*INPUT:*

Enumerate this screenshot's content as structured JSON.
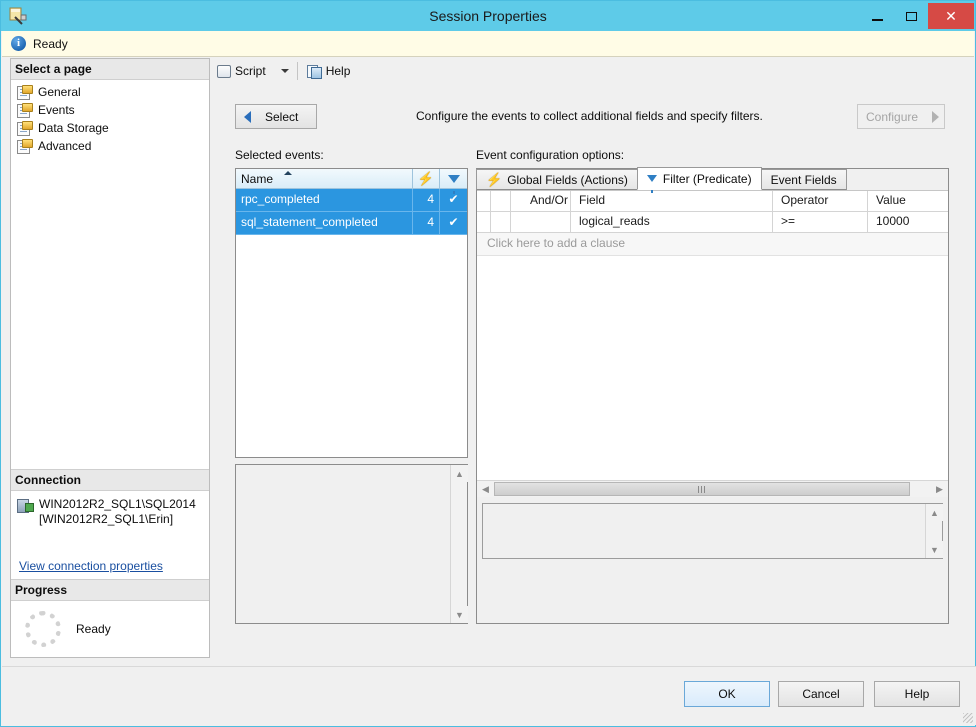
{
  "window": {
    "title": "Session Properties",
    "icon": "session-properties-icon",
    "controls": {
      "minimize": "minimize-button",
      "maximize": "maximize-button",
      "close": "✕"
    }
  },
  "status": {
    "icon": "info-icon",
    "text": "Ready"
  },
  "sidebar": {
    "header": "Select a page",
    "items": [
      {
        "label": "General",
        "icon": "page-icon"
      },
      {
        "label": "Events",
        "icon": "page-icon"
      },
      {
        "label": "Data Storage",
        "icon": "page-icon"
      },
      {
        "label": "Advanced",
        "icon": "page-icon"
      }
    ],
    "connection": {
      "header": "Connection",
      "server_line1": "WIN2012R2_SQL1\\SQL2014",
      "server_line2": "[WIN2012R2_SQL1\\Erin]",
      "link": "View connection properties"
    },
    "progress": {
      "header": "Progress",
      "text": "Ready"
    }
  },
  "toolbar": {
    "script_label": "Script",
    "help_label": "Help"
  },
  "actions": {
    "select_label": "Select",
    "configure_label": "Configure",
    "configure_enabled": false,
    "description": "Configure the events to collect additional fields and specify filters."
  },
  "selected_events": {
    "label": "Selected events:",
    "columns": [
      "Name",
      "bolt-icon",
      "filter-icon"
    ],
    "name_header": "Name",
    "rows": [
      {
        "name": "rpc_completed",
        "count": "4",
        "filtered": "✔"
      },
      {
        "name": "sql_statement_completed",
        "count": "4",
        "filtered": "✔"
      }
    ]
  },
  "event_config": {
    "label": "Event configuration options:",
    "tabs": [
      {
        "label": "Global Fields (Actions)",
        "icon": "bolt-icon",
        "active": false
      },
      {
        "label": "Filter (Predicate)",
        "icon": "filter-icon",
        "active": true
      },
      {
        "label": "Event Fields",
        "icon": "",
        "active": false
      }
    ],
    "grid": {
      "columns": [
        "",
        "",
        "And/Or",
        "Field",
        "Operator",
        "Value"
      ],
      "col_andor": "And/Or",
      "col_field": "Field",
      "col_operator": "Operator",
      "col_value": "Value",
      "rows": [
        {
          "andor": "",
          "field": "logical_reads",
          "operator": ">=",
          "value": "10000"
        }
      ],
      "add_clause_text": "Click here to add a clause"
    }
  },
  "footer": {
    "ok": "OK",
    "cancel": "Cancel",
    "help": "Help"
  },
  "colors": {
    "titlebar": "#5ECBE8",
    "close_button": "#d64a45",
    "status_bg": "#fffce6",
    "selection_blue": "#2b96e0",
    "link": "#1a4fa0"
  }
}
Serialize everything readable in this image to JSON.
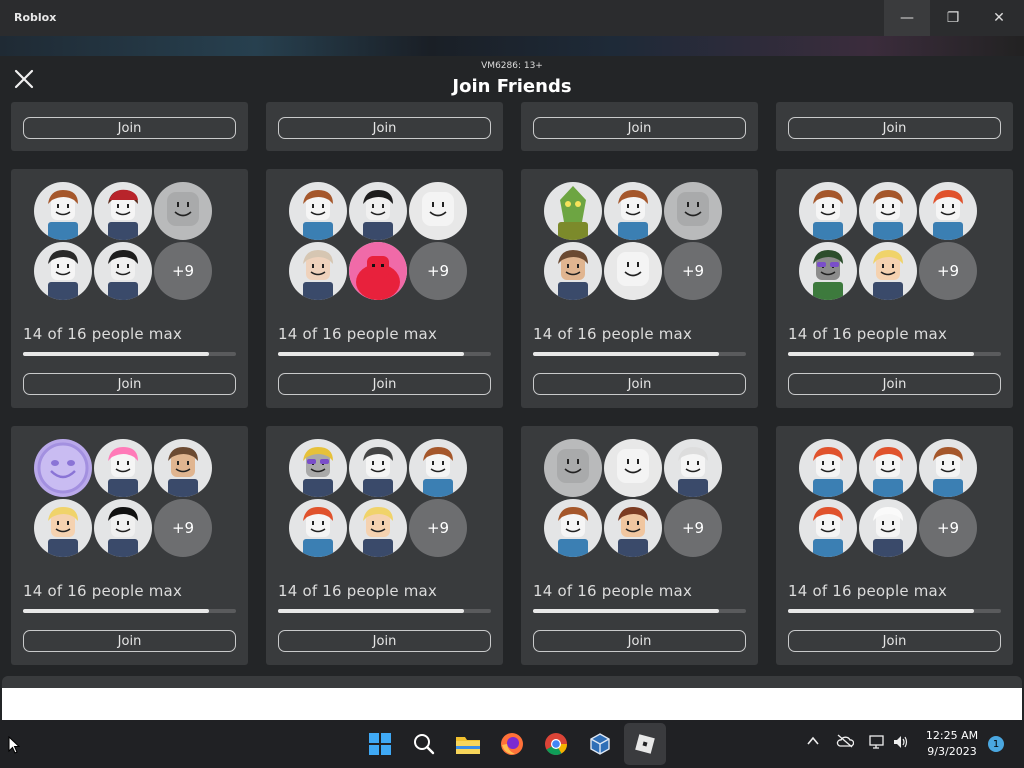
{
  "window": {
    "title": "Roblox",
    "minimize_glyph": "—",
    "maximize_glyph": "❐",
    "close_glyph": "✕"
  },
  "modal": {
    "server_label": "VM6286: 13+",
    "title": "Join Friends",
    "join_label": "Join",
    "people_label": "14 of 16 people max",
    "fill_fraction": 0.875,
    "overflow_label": "+9"
  },
  "cards": [
    {
      "avatars": [
        "noob-brown",
        "noob-redcap",
        "blank-gray",
        "mini-figure",
        "dark-hair-girl"
      ]
    },
    {
      "avatars": [
        "noob-brown",
        "dark-hair-girl",
        "blank-white",
        "old-granny",
        "red-blob"
      ]
    },
    {
      "avatars": [
        "green-lizard",
        "noob-brown",
        "blank-gray",
        "brown-hair-man",
        "blank-white"
      ]
    },
    {
      "avatars": [
        "noob-brown",
        "noob-brown",
        "red-hair-girl",
        "purple-glasses",
        "blonde-girl"
      ]
    },
    {
      "avatars": [
        "purple-smile",
        "pink-anime",
        "brown-hair-man",
        "blonde-girl",
        "black-hair"
      ]
    },
    {
      "avatars": [
        "blonde-glasses",
        "bike-rider",
        "noob-brown",
        "red-hair-girl",
        "blonde-girl"
      ]
    },
    {
      "avatars": [
        "blank-gray",
        "blank-white",
        "bald-ninja",
        "noob-brown",
        "spiky-brown"
      ]
    },
    {
      "avatars": [
        "red-hair-girl",
        "red-hair-girl",
        "noob-brown",
        "red-hair-girl",
        "white-figure"
      ]
    }
  ],
  "taskbar": {
    "icons": [
      "windows-start-icon",
      "search-icon",
      "file-explorer-icon",
      "firefox-icon",
      "chrome-icon",
      "virtualbox-icon",
      "roblox-icon"
    ],
    "clock_time": "12:25 AM",
    "clock_date": "9/3/2023",
    "notification_count": "1"
  },
  "colors": {
    "modal_bg": "#232527",
    "card_bg": "#393b3d",
    "taskbar_bg": "#202124"
  }
}
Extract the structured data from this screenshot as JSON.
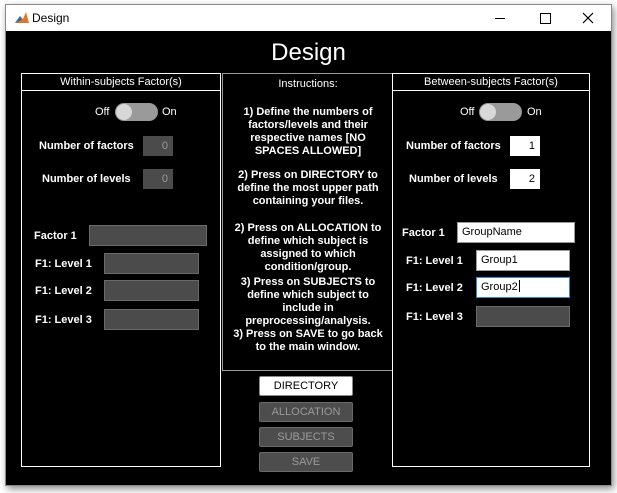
{
  "window": {
    "title": "Design",
    "heading": "Design"
  },
  "within": {
    "title": "Within-subjects Factor(s)",
    "toggle_off": "Off",
    "toggle_on": "On",
    "num_factors_label": "Number of factors",
    "num_factors_value": "0",
    "num_levels_label": "Number of levels",
    "num_levels_value": "0",
    "factor1_label": "Factor 1",
    "factor1_value": "",
    "levels": [
      {
        "label": "F1: Level 1",
        "value": ""
      },
      {
        "label": "F1: Level 2",
        "value": ""
      },
      {
        "label": "F1: Level 3",
        "value": ""
      }
    ]
  },
  "instructions": {
    "title": "Instructions:",
    "items": [
      "1) Define the numbers of factors/levels and their respective names  [NO SPACES ALLOWED]",
      "2) Press on DIRECTORY to define the most upper path containing your files.",
      "2) Press on ALLOCATION to define which subject is assigned to which condition/group.",
      "3) Press on SUBJECTS to define which subject to include in preprocessing/analysis.",
      "3) Press on SAVE to go back to the main window."
    ]
  },
  "buttons": {
    "directory": "DIRECTORY",
    "allocation": "ALLOCATION",
    "subjects": "SUBJECTS",
    "save": "SAVE"
  },
  "between": {
    "title": "Between-subjects Factor(s)",
    "toggle_off": "Off",
    "toggle_on": "On",
    "num_factors_label": "Number of factors",
    "num_factors_value": "1",
    "num_levels_label": "Number of levels",
    "num_levels_value": "2",
    "factor1_label": "Factor 1",
    "factor1_value": "GroupName",
    "levels": [
      {
        "label": "F1: Level 1",
        "value": "Group1"
      },
      {
        "label": "F1: Level 2",
        "value": "Group2"
      },
      {
        "label": "F1: Level 3",
        "value": ""
      }
    ]
  }
}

*EXERCISE DETAILS:* Every record above should be written out again exactly; the pictures stay out of the copy.

*WRITTEN REPLY:*
Enumerate this screenshot's content as structured JSON.
{
  "window": {
    "title": "Session Properties",
    "icon": "session-properties-icon",
    "controls": {
      "minimize": "minimize-button",
      "maximize": "maximize-button",
      "close": "✕"
    }
  },
  "status": {
    "icon": "info-icon",
    "text": "Ready"
  },
  "sidebar": {
    "header": "Select a page",
    "items": [
      {
        "label": "General",
        "icon": "page-icon"
      },
      {
        "label": "Events",
        "icon": "page-icon"
      },
      {
        "label": "Data Storage",
        "icon": "page-icon"
      },
      {
        "label": "Advanced",
        "icon": "page-icon"
      }
    ],
    "connection": {
      "header": "Connection",
      "server_line1": "WIN2012R2_SQL1\\SQL2014",
      "server_line2": "[WIN2012R2_SQL1\\Erin]",
      "link": "View connection properties"
    },
    "progress": {
      "header": "Progress",
      "text": "Ready"
    }
  },
  "toolbar": {
    "script_label": "Script",
    "help_label": "Help"
  },
  "actions": {
    "select_label": "Select",
    "configure_label": "Configure",
    "configure_enabled": false,
    "description": "Configure the events to collect additional fields and specify filters."
  },
  "selected_events": {
    "label": "Selected events:",
    "columns": [
      "Name",
      "bolt-icon",
      "filter-icon"
    ],
    "name_header": "Name",
    "rows": [
      {
        "name": "rpc_completed",
        "count": "4",
        "filtered": "✔"
      },
      {
        "name": "sql_statement_completed",
        "count": "4",
        "filtered": "✔"
      }
    ]
  },
  "event_config": {
    "label": "Event configuration options:",
    "tabs": [
      {
        "label": "Global Fields (Actions)",
        "icon": "bolt-icon",
        "active": false
      },
      {
        "label": "Filter (Predicate)",
        "icon": "filter-icon",
        "active": true
      },
      {
        "label": "Event Fields",
        "icon": "",
        "active": false
      }
    ],
    "grid": {
      "columns": [
        "",
        "",
        "And/Or",
        "Field",
        "Operator",
        "Value"
      ],
      "col_andor": "And/Or",
      "col_field": "Field",
      "col_operator": "Operator",
      "col_value": "Value",
      "rows": [
        {
          "andor": "",
          "field": "logical_reads",
          "operator": ">=",
          "value": "10000"
        }
      ],
      "add_clause_text": "Click here to add a clause"
    }
  },
  "footer": {
    "ok": "OK",
    "cancel": "Cancel",
    "help": "Help"
  },
  "colors": {
    "titlebar": "#5ECBE8",
    "close_button": "#d64a45",
    "status_bg": "#fffce6",
    "selection_blue": "#2b96e0",
    "link": "#1a4fa0"
  }
}
Serialize everything readable in this image to JSON.
{
  "window": {
    "title": "Roblox",
    "minimize_glyph": "—",
    "maximize_glyph": "❐",
    "close_glyph": "✕"
  },
  "modal": {
    "server_label": "VM6286: 13+",
    "title": "Join Friends",
    "join_label": "Join",
    "people_label": "14 of 16 people max",
    "fill_fraction": 0.875,
    "overflow_label": "+9"
  },
  "cards": [
    {
      "avatars": [
        "noob-brown",
        "noob-redcap",
        "blank-gray",
        "mini-figure",
        "dark-hair-girl"
      ]
    },
    {
      "avatars": [
        "noob-brown",
        "dark-hair-girl",
        "blank-white",
        "old-granny",
        "red-blob"
      ]
    },
    {
      "avatars": [
        "green-lizard",
        "noob-brown",
        "blank-gray",
        "brown-hair-man",
        "blank-white"
      ]
    },
    {
      "avatars": [
        "noob-brown",
        "noob-brown",
        "red-hair-girl",
        "purple-glasses",
        "blonde-girl"
      ]
    },
    {
      "avatars": [
        "purple-smile",
        "pink-anime",
        "brown-hair-man",
        "blonde-girl",
        "black-hair"
      ]
    },
    {
      "avatars": [
        "blonde-glasses",
        "bike-rider",
        "noob-brown",
        "red-hair-girl",
        "blonde-girl"
      ]
    },
    {
      "avatars": [
        "blank-gray",
        "blank-white",
        "bald-ninja",
        "noob-brown",
        "spiky-brown"
      ]
    },
    {
      "avatars": [
        "red-hair-girl",
        "red-hair-girl",
        "noob-brown",
        "red-hair-girl",
        "white-figure"
      ]
    }
  ],
  "taskbar": {
    "icons": [
      "windows-start-icon",
      "search-icon",
      "file-explorer-icon",
      "firefox-icon",
      "chrome-icon",
      "virtualbox-icon",
      "roblox-icon"
    ],
    "clock_time": "12:25 AM",
    "clock_date": "9/3/2023",
    "notification_count": "1"
  },
  "colors": {
    "modal_bg": "#232527",
    "card_bg": "#393b3d",
    "taskbar_bg": "#202124"
  }
}
Extract the structured data from this screenshot as JSON.
{
  "window": {
    "title": "Design",
    "heading": "Design"
  },
  "within": {
    "title": "Within-subjects Factor(s)",
    "toggle_off": "Off",
    "toggle_on": "On",
    "num_factors_label": "Number of factors",
    "num_factors_value": "0",
    "num_levels_label": "Number of levels",
    "num_levels_value": "0",
    "factor1_label": "Factor 1",
    "factor1_value": "",
    "levels": [
      {
        "label": "F1: Level 1",
        "value": ""
      },
      {
        "label": "F1: Level 2",
        "value": ""
      },
      {
        "label": "F1: Level 3",
        "value": ""
      }
    ]
  },
  "instructions": {
    "title": "Instructions:",
    "items": [
      "1) Define the numbers of factors/levels and their respective names  [NO SPACES ALLOWED]",
      "2) Press on DIRECTORY to define the most upper path containing your files.",
      "2) Press on ALLOCATION to define which subject is assigned to which condition/group.",
      "3) Press on SUBJECTS to define which subject to include in preprocessing/analysis.",
      "3) Press on SAVE to go back to the main window."
    ]
  },
  "buttons": {
    "directory": "DIRECTORY",
    "allocation": "ALLOCATION",
    "subjects": "SUBJECTS",
    "save": "SAVE"
  },
  "between": {
    "title": "Between-subjects Factor(s)",
    "toggle_off": "Off",
    "toggle_on": "On",
    "num_factors_label": "Number of factors",
    "num_factors_value": "1",
    "num_levels_label": "Number of levels",
    "num_levels_value": "2",
    "factor1_label": "Factor 1",
    "factor1_value": "GroupName",
    "levels": [
      {
        "label": "F1: Level 1",
        "value": "Group1"
      },
      {
        "label": "F1: Level 2",
        "value": "Group2"
      },
      {
        "label": "F1: Level 3",
        "value": ""
      }
    ]
  }
}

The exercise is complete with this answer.